GOAL OF THE EXERCISE: Each line of the records is to be copied verbatim.

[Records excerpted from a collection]
┄┄┄┄┄┄

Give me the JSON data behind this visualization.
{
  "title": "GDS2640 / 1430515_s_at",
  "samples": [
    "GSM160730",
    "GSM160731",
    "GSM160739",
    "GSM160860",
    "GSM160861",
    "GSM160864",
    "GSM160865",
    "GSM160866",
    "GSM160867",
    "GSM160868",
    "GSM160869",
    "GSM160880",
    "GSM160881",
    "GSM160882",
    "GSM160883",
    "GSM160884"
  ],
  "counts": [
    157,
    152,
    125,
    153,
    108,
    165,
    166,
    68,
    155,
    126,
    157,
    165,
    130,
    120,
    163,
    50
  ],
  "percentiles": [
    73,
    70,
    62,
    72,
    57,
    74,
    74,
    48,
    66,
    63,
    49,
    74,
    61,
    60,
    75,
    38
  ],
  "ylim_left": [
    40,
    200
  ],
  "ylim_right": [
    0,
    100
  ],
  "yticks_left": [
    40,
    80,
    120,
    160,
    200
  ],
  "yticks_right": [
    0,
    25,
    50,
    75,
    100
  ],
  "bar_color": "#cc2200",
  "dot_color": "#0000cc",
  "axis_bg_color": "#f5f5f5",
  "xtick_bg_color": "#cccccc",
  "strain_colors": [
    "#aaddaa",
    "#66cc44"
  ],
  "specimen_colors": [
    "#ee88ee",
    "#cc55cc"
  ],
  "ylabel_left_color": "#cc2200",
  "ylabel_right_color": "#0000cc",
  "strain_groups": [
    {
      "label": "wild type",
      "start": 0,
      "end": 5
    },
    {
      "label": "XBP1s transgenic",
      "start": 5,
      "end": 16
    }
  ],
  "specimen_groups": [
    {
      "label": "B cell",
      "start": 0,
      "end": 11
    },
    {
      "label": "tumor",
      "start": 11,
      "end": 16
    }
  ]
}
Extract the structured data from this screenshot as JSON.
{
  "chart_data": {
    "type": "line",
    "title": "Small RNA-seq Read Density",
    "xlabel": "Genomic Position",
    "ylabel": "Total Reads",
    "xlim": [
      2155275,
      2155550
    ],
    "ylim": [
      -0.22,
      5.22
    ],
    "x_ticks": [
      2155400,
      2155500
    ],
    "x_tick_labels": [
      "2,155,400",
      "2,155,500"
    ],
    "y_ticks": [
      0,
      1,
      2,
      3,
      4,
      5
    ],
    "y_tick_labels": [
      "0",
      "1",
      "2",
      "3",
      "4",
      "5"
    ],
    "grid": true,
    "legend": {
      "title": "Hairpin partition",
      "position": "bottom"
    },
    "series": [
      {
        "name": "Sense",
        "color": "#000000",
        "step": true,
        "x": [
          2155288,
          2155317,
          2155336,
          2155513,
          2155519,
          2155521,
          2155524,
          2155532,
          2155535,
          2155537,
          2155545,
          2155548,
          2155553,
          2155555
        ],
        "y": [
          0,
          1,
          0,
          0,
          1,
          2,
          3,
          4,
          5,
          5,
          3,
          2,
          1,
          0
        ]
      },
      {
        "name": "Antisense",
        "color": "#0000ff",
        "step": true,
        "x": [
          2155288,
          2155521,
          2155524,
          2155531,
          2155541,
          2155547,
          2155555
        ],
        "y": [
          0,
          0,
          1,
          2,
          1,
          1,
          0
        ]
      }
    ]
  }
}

┄┄┄┄┄┄

SOLUTION TO THIS EXERCISE:
Give me the JSON data behind this visualization.
{
  "title": "GDS2640 / 1430515_s_at",
  "samples": [
    "GSM160730",
    "GSM160731",
    "GSM160739",
    "GSM160860",
    "GSM160861",
    "GSM160864",
    "GSM160865",
    "GSM160866",
    "GSM160867",
    "GSM160868",
    "GSM160869",
    "GSM160880",
    "GSM160881",
    "GSM160882",
    "GSM160883",
    "GSM160884"
  ],
  "counts": [
    157,
    152,
    125,
    153,
    108,
    165,
    166,
    68,
    155,
    126,
    157,
    165,
    130,
    120,
    163,
    50
  ],
  "percentiles": [
    73,
    70,
    62,
    72,
    57,
    74,
    74,
    48,
    66,
    63,
    49,
    74,
    61,
    60,
    75,
    38
  ],
  "ylim_left": [
    40,
    200
  ],
  "ylim_right": [
    0,
    100
  ],
  "yticks_left": [
    40,
    80,
    120,
    160,
    200
  ],
  "yticks_right": [
    0,
    25,
    50,
    75,
    100
  ],
  "bar_color": "#cc2200",
  "dot_color": "#0000cc",
  "axis_bg_color": "#f5f5f5",
  "xtick_bg_color": "#cccccc",
  "strain_colors": [
    "#aaddaa",
    "#66cc44"
  ],
  "specimen_colors": [
    "#ee88ee",
    "#cc55cc"
  ],
  "ylabel_left_color": "#cc2200",
  "ylabel_right_color": "#0000cc",
  "strain_groups": [
    {
      "label": "wild type",
      "start": 0,
      "end": 5
    },
    {
      "label": "XBP1s transgenic",
      "start": 5,
      "end": 16
    }
  ],
  "specimen_groups": [
    {
      "label": "B cell",
      "start": 0,
      "end": 11
    },
    {
      "label": "tumor",
      "start": 11,
      "end": 16
    }
  ]
}
Extract the structured data from this screenshot as JSON.
{
  "chart_data": {
    "type": "line",
    "title": "Small RNA-seq Read Density",
    "xlabel": "Genomic Position",
    "ylabel": "Total Reads",
    "xlim": [
      2155275,
      2155550
    ],
    "ylim": [
      -0.22,
      5.22
    ],
    "x_ticks": [
      2155400,
      2155500
    ],
    "x_tick_labels": [
      "2,155,400",
      "2,155,500"
    ],
    "y_ticks": [
      0,
      1,
      2,
      3,
      4,
      5
    ],
    "y_tick_labels": [
      "0",
      "1",
      "2",
      "3",
      "4",
      "5"
    ],
    "grid": true,
    "legend": {
      "title": "Hairpin partition",
      "position": "bottom"
    },
    "series": [
      {
        "name": "Sense",
        "color": "#000000",
        "step": true,
        "x": [
          2155288,
          2155317,
          2155336,
          2155513,
          2155519,
          2155521,
          2155524,
          2155532,
          2155535,
          2155537,
          2155545,
          2155548,
          2155553,
          2155555
        ],
        "y": [
          0,
          1,
          0,
          0,
          1,
          2,
          3,
          4,
          5,
          5,
          3,
          2,
          1,
          0
        ]
      },
      {
        "name": "Antisense",
        "color": "#0000ff",
        "step": true,
        "x": [
          2155288,
          2155521,
          2155524,
          2155531,
          2155541,
          2155547,
          2155555
        ],
        "y": [
          0,
          0,
          1,
          2,
          1,
          1,
          0
        ]
      }
    ]
  }
}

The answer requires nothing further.